• WHAT THE TASK ASKS:
Say how many lines contain "JSON", using only the number.

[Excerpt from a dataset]
## START

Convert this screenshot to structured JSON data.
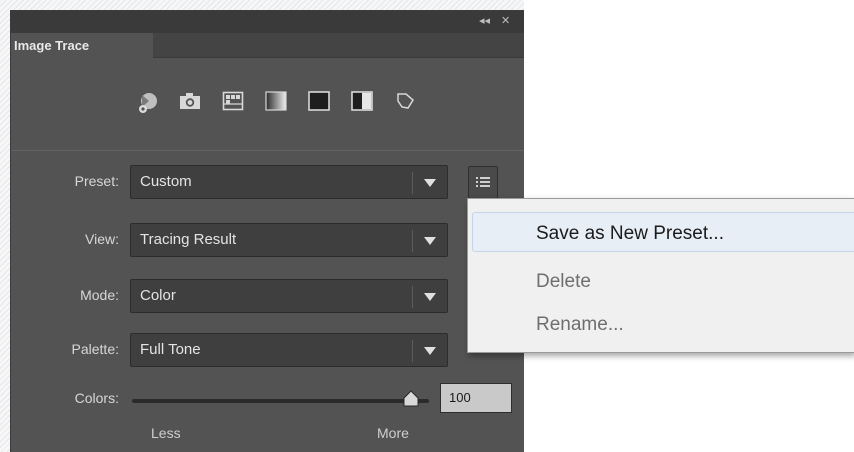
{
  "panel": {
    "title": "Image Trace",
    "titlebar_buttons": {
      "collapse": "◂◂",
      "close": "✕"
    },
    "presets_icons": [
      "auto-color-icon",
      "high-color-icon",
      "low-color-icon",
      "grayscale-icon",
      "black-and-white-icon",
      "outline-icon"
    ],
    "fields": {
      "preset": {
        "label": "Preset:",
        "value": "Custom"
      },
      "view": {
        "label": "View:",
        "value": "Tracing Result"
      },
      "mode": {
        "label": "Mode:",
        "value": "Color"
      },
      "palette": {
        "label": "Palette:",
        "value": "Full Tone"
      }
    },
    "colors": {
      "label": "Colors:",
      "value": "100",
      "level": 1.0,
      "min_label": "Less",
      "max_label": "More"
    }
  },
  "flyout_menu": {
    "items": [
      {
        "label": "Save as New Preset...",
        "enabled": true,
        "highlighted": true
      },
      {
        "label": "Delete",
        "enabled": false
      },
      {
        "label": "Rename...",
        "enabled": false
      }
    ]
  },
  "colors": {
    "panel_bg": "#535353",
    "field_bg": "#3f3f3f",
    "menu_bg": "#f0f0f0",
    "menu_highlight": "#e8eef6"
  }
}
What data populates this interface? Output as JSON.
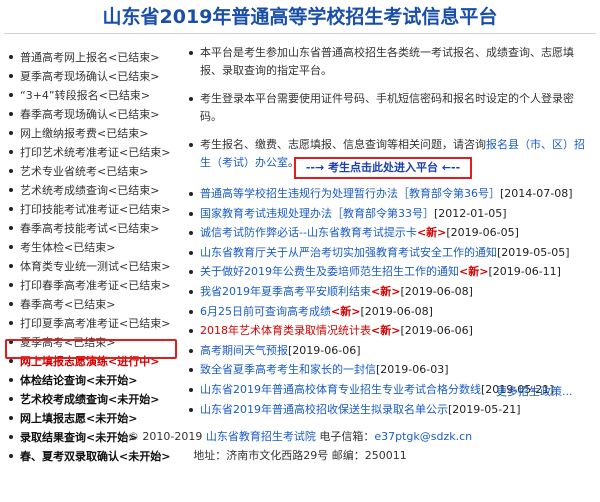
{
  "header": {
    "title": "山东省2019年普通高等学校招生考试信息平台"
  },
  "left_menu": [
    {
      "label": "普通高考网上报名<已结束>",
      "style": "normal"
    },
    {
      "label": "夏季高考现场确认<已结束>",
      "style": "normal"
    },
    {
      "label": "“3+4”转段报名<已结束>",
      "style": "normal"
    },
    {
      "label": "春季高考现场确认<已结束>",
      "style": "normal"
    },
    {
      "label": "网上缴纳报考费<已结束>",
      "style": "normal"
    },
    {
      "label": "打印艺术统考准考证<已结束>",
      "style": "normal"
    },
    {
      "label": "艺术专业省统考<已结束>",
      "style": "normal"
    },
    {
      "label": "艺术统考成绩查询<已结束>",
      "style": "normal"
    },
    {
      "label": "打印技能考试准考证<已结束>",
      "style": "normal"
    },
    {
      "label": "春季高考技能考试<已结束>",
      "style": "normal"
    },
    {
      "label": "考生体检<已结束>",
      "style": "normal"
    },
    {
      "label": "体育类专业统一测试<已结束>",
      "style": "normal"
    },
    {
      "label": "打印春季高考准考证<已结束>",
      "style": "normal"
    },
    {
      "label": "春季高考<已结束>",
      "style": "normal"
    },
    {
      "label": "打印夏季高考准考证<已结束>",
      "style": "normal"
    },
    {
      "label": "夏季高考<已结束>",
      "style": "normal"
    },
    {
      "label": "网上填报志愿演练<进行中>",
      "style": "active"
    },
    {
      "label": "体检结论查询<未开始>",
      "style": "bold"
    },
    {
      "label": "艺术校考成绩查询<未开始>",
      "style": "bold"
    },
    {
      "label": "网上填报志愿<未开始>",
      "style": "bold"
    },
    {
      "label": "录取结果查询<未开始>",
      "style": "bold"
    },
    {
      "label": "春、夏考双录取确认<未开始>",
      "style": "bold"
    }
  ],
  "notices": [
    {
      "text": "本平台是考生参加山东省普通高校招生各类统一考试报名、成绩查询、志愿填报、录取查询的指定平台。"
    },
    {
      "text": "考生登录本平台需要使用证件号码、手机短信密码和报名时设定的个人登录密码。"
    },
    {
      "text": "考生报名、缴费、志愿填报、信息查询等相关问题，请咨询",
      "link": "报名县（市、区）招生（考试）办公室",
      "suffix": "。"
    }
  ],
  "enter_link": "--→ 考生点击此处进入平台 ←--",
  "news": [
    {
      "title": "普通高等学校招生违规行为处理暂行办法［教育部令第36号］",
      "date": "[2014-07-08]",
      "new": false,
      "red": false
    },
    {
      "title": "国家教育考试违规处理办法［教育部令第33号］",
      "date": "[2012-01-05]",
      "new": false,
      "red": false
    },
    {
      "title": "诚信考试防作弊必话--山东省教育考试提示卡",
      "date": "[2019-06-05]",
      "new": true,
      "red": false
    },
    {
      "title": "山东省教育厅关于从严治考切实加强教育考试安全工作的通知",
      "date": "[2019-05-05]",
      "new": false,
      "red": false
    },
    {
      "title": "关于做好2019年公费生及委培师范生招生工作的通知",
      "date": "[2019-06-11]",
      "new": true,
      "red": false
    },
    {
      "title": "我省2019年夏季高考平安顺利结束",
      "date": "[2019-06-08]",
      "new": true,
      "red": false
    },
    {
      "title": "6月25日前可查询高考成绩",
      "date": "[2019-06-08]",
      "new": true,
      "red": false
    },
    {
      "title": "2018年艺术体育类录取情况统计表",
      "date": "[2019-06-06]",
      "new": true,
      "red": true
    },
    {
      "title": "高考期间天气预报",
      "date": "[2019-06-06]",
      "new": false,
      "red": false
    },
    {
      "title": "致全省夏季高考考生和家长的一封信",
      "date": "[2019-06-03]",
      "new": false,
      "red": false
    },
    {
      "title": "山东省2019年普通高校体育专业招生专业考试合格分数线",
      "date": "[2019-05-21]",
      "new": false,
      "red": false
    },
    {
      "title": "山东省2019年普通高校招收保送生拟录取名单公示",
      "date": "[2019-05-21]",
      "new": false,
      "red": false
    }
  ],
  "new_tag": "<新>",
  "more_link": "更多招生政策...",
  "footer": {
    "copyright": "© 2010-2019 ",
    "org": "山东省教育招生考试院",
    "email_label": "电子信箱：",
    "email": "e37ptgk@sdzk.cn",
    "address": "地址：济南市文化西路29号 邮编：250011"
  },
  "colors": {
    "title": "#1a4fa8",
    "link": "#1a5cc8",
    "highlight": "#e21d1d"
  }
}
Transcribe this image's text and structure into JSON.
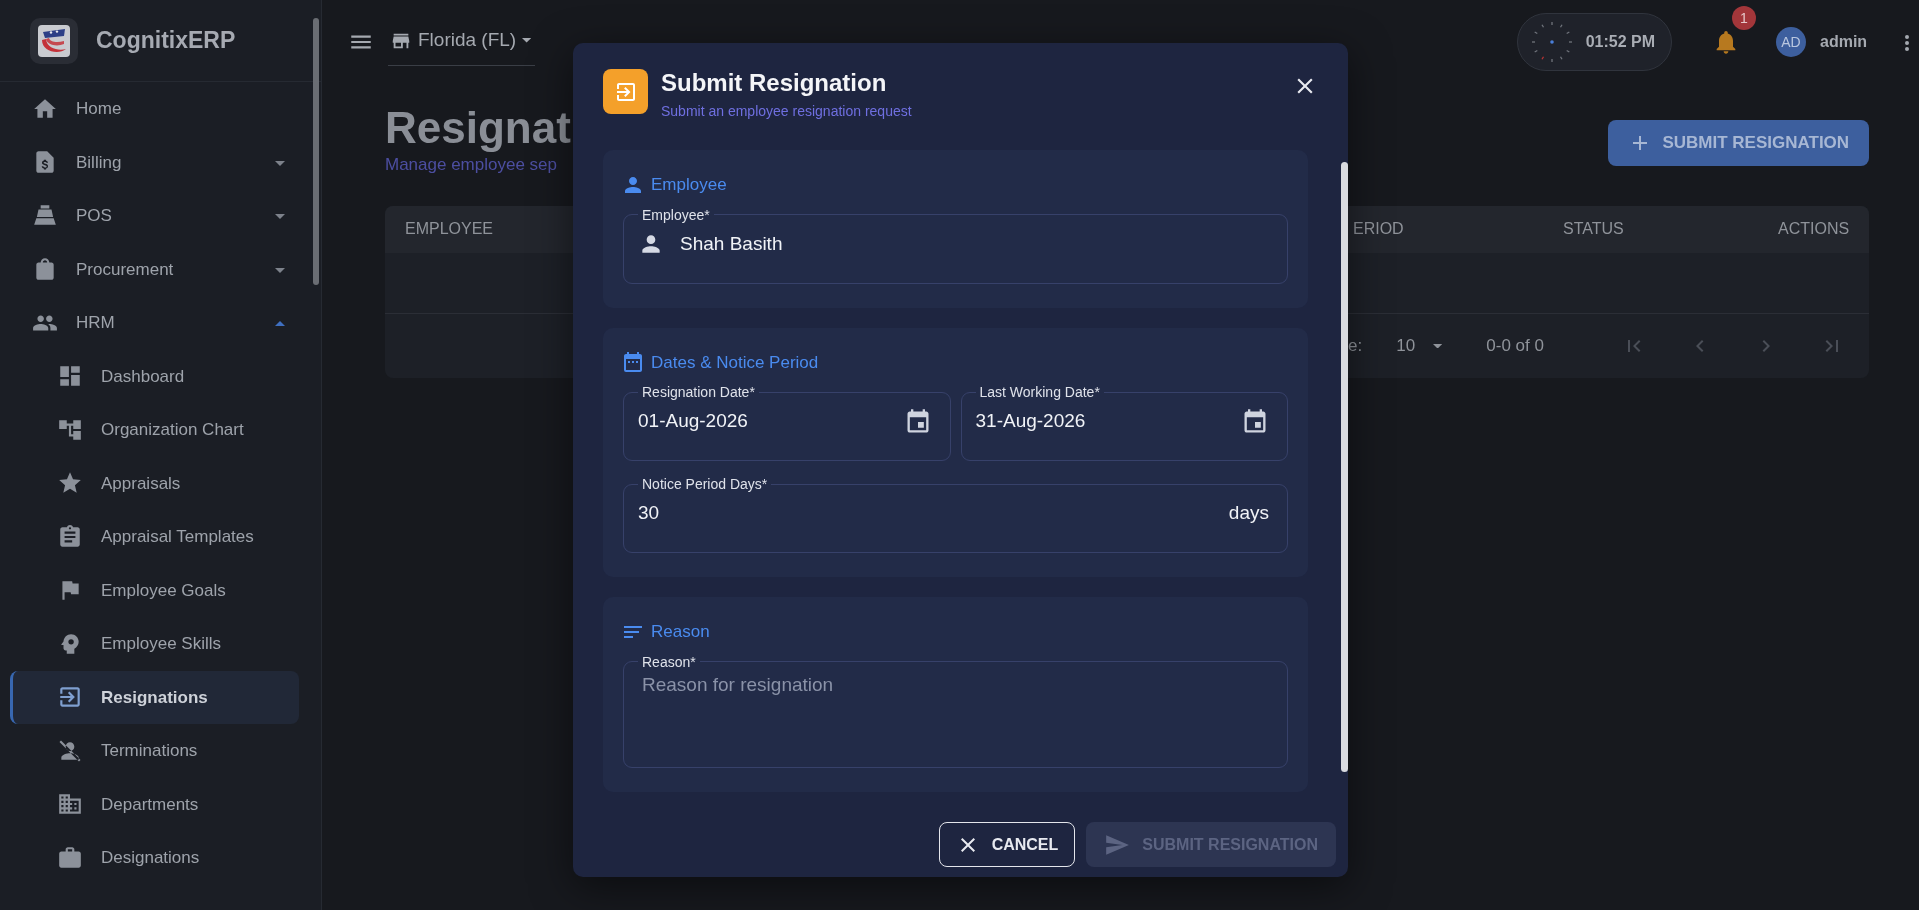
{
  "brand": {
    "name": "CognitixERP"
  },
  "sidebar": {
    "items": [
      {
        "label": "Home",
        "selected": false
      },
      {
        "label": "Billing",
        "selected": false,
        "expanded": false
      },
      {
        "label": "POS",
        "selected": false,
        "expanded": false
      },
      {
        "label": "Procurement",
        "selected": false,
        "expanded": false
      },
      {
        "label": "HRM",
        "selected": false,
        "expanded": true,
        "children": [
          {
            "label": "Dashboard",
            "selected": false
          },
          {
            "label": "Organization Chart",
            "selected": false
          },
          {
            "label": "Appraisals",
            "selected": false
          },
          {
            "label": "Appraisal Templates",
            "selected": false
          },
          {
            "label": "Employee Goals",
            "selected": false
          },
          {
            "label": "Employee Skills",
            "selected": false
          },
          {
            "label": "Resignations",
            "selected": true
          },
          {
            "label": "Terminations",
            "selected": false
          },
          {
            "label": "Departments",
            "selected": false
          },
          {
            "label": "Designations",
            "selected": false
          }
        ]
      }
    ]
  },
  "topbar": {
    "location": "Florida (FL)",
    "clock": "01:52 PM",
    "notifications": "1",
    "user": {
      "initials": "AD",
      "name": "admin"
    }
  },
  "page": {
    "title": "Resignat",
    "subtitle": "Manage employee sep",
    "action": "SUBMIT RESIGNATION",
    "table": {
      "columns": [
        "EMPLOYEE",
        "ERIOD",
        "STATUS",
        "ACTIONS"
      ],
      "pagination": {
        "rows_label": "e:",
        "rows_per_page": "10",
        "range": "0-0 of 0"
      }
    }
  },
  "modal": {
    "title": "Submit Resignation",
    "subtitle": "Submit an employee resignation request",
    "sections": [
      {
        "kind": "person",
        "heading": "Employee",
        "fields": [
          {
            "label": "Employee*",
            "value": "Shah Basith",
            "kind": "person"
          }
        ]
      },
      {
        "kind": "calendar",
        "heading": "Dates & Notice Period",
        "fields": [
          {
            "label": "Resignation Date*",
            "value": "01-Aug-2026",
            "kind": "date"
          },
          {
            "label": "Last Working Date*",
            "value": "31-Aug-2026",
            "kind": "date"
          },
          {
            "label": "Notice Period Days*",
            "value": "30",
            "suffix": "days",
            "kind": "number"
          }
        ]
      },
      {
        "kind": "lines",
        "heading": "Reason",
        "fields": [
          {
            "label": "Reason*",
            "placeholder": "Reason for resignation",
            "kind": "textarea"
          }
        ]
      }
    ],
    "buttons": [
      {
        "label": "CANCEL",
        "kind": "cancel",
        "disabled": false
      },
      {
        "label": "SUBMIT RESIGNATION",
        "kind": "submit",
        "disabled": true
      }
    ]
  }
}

## END

• EXERCISE ANSWER:
3